DO THIS: Locate every line below that contains the word "What" and copy it.

====

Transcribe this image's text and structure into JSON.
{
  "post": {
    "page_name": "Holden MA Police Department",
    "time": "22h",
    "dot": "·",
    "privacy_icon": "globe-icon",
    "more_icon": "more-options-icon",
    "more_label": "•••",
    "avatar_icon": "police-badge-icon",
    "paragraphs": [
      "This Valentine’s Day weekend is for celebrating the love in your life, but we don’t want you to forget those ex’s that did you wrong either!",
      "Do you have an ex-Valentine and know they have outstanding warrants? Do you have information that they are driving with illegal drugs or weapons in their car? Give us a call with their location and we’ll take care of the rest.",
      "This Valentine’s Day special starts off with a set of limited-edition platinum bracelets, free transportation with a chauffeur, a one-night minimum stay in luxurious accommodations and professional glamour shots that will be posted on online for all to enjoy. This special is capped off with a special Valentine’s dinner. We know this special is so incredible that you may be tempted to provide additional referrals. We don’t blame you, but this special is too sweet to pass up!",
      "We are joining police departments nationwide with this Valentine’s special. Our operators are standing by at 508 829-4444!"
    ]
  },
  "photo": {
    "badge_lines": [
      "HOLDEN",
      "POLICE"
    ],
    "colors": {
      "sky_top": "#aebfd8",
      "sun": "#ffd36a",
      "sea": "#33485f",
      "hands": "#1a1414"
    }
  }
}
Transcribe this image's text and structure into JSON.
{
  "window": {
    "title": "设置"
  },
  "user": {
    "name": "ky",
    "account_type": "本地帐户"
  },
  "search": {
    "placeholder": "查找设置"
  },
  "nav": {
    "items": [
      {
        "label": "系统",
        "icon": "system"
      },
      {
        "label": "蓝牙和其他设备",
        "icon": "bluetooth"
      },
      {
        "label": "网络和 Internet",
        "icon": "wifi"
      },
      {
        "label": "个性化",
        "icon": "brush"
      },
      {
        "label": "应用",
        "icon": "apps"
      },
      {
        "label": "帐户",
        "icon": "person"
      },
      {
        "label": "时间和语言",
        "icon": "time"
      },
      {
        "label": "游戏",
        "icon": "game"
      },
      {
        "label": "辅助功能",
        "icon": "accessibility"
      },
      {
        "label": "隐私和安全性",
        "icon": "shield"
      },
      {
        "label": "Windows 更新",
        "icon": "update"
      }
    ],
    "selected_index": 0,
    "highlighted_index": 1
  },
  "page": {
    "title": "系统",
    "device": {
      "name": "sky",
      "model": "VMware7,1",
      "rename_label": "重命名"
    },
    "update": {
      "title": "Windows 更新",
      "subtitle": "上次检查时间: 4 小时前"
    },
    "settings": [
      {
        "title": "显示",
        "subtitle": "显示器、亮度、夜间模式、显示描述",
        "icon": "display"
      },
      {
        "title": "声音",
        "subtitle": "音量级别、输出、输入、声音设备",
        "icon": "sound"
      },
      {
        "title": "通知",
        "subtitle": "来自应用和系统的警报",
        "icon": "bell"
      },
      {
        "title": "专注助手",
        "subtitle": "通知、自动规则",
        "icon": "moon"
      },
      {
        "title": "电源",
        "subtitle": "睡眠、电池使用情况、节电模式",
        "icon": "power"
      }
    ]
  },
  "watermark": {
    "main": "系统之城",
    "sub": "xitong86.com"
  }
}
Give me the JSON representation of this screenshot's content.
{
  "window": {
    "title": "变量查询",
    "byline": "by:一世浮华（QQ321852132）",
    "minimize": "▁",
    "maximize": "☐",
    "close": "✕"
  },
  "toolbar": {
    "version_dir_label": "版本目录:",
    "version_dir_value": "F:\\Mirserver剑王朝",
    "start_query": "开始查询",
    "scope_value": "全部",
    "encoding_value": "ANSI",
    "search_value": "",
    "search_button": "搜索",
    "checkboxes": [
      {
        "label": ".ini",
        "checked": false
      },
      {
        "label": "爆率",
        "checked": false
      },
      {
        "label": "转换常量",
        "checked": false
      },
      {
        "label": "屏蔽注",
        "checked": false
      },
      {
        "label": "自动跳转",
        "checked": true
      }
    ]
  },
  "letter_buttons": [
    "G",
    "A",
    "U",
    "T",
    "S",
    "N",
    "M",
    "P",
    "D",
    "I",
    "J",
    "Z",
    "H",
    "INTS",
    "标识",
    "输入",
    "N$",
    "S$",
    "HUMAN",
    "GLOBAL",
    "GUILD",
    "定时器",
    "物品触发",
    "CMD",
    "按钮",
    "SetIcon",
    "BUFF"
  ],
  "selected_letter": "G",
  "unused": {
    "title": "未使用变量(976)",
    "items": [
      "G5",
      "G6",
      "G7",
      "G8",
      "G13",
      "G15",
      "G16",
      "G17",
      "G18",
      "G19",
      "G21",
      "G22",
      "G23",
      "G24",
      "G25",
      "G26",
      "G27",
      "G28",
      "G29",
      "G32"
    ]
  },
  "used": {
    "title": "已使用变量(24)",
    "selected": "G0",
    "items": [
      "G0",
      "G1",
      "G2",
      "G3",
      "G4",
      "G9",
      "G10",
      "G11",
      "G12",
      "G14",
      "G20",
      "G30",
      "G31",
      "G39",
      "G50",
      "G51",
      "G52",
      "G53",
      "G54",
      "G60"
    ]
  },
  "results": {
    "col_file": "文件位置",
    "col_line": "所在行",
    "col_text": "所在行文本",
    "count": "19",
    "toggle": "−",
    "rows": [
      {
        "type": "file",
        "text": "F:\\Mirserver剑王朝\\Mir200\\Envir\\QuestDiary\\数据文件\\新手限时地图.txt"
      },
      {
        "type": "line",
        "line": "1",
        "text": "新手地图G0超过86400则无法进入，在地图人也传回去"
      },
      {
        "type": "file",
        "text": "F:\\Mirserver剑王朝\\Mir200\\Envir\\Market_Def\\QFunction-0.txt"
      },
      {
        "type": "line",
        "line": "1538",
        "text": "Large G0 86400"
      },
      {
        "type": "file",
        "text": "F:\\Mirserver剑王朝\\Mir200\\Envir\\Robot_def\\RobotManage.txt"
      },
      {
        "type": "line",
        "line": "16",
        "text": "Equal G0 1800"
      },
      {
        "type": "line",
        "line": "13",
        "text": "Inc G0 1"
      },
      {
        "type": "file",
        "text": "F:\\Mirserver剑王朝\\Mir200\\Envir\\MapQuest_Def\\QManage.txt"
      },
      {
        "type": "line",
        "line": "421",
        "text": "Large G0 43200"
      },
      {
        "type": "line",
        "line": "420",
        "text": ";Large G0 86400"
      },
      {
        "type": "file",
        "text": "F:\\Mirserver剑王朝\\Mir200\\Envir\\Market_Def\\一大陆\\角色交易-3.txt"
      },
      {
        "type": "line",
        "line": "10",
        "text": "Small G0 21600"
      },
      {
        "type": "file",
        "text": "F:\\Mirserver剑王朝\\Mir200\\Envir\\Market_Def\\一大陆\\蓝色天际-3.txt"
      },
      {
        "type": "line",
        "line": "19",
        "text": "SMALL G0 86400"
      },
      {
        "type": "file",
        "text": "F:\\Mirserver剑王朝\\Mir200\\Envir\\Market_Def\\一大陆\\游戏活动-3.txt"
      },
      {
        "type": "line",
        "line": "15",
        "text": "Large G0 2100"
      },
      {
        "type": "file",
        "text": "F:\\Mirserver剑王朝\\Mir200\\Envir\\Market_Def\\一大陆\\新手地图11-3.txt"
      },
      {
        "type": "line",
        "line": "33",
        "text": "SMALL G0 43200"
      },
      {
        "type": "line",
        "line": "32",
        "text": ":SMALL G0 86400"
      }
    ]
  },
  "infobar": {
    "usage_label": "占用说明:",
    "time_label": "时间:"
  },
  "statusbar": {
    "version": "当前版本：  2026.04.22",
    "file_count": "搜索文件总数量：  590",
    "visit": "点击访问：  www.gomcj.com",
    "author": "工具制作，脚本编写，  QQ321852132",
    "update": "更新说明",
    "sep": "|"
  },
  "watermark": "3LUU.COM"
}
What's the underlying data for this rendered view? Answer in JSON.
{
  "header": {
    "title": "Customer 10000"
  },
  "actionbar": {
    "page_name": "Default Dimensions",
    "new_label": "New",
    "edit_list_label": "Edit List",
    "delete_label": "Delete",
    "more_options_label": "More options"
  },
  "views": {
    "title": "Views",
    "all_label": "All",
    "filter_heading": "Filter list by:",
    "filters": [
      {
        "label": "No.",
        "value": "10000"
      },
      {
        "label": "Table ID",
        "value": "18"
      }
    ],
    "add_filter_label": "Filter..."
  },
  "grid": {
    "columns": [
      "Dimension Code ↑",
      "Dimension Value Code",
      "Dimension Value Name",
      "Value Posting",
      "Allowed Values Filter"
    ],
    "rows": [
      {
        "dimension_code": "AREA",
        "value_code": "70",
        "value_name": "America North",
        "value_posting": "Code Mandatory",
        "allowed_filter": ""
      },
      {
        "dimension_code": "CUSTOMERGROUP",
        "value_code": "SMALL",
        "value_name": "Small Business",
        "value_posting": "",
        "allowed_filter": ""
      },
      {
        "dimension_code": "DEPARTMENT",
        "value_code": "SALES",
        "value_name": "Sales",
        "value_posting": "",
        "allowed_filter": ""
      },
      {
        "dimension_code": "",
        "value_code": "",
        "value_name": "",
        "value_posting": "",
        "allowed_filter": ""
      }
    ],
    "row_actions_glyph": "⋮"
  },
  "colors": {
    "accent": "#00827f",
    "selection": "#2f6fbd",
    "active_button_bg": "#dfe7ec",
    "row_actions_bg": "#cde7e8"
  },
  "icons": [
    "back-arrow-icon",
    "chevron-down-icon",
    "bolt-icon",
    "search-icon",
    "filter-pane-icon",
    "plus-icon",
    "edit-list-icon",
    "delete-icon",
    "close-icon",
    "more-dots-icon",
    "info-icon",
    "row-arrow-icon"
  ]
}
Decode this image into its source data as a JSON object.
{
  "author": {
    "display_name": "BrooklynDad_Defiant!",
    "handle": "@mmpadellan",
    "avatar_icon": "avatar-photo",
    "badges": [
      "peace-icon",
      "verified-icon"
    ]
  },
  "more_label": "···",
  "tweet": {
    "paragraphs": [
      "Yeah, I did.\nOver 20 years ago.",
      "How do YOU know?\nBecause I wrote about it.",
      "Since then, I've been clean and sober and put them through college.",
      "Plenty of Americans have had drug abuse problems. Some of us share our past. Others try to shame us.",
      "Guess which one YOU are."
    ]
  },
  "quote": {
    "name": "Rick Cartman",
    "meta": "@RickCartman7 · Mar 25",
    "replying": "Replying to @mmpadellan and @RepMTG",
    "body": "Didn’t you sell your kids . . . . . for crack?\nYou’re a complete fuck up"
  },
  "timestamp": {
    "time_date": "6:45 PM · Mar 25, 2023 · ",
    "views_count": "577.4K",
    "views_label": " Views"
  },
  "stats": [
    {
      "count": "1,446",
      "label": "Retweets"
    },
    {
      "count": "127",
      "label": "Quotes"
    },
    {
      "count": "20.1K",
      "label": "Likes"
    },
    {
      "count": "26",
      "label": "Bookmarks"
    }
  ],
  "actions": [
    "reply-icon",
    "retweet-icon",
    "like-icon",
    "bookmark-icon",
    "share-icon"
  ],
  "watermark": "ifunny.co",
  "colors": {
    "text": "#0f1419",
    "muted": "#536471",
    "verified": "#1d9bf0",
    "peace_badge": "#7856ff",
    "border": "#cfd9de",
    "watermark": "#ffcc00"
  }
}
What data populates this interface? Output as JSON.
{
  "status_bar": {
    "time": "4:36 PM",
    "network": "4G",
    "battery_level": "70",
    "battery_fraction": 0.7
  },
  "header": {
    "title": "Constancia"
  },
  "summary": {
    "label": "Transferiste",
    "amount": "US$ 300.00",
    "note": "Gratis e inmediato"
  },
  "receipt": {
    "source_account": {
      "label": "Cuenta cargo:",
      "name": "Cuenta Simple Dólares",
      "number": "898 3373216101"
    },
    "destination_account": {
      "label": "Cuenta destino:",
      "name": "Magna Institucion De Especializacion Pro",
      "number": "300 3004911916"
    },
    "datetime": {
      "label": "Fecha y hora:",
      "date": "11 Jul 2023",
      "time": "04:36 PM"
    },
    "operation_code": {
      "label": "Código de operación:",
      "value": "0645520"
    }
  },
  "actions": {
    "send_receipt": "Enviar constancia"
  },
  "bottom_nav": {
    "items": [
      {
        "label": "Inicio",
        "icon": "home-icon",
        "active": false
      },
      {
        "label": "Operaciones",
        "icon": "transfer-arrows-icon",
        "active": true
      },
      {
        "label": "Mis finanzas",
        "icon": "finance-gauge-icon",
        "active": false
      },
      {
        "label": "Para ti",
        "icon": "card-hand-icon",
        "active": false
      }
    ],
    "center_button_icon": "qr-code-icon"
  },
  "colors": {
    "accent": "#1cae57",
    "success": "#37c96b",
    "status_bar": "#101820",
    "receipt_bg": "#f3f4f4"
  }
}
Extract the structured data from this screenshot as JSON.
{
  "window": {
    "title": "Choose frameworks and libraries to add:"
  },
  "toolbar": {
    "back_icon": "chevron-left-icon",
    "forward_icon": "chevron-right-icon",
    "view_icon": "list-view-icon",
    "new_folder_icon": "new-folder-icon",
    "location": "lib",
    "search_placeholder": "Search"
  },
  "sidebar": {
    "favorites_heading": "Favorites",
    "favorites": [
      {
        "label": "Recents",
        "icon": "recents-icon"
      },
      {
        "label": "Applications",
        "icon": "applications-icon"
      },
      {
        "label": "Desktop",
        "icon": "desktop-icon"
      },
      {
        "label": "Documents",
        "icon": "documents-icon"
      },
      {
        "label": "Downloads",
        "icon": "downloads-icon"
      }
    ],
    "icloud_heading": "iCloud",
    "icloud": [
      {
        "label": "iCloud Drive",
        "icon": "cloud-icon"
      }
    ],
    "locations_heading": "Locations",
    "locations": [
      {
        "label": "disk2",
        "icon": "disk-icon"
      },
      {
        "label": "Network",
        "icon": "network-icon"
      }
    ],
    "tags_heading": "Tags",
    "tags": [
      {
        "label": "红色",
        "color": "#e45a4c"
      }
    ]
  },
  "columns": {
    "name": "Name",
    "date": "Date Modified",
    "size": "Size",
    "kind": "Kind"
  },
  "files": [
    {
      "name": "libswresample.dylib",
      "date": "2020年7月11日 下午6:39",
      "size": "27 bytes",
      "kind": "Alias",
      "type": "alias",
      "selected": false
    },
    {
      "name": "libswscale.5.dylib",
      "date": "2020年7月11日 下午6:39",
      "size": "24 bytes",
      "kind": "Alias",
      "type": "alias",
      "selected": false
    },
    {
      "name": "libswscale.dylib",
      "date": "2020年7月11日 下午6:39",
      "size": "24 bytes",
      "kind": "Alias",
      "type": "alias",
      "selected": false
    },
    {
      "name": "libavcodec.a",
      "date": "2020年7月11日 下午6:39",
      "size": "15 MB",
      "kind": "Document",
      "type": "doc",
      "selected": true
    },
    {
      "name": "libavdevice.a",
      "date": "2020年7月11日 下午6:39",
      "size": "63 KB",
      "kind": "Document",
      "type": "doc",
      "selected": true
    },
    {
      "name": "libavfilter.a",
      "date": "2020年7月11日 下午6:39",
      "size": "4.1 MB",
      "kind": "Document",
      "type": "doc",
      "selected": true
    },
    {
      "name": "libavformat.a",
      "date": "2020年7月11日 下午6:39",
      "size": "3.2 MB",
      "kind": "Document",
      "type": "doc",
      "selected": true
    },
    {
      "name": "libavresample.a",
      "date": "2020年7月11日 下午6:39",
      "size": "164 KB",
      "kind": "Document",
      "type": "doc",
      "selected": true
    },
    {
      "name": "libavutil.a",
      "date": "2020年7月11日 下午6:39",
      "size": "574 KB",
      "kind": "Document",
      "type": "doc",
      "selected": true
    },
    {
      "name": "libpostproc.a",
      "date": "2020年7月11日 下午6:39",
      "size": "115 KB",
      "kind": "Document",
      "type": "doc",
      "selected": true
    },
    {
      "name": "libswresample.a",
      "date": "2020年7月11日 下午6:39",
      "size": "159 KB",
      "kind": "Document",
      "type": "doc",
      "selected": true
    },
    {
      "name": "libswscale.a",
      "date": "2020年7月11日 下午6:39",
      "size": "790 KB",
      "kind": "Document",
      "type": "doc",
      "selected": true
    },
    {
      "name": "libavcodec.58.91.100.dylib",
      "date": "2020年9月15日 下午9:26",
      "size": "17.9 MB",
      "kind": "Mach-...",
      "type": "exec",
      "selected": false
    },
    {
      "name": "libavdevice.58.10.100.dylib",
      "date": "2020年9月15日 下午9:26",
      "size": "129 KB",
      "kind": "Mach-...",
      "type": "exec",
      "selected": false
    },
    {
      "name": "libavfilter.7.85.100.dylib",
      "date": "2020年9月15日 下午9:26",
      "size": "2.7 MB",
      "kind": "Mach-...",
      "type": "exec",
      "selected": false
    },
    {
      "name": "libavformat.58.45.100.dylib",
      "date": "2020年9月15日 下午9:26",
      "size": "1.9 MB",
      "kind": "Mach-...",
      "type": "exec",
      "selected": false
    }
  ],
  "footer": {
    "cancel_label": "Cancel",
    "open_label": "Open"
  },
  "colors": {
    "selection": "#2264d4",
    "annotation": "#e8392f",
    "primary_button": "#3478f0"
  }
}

====

RESULT:
What's the underlying data for this rendered view? Answer in JSON.
What data populates this interface? Output as JSON.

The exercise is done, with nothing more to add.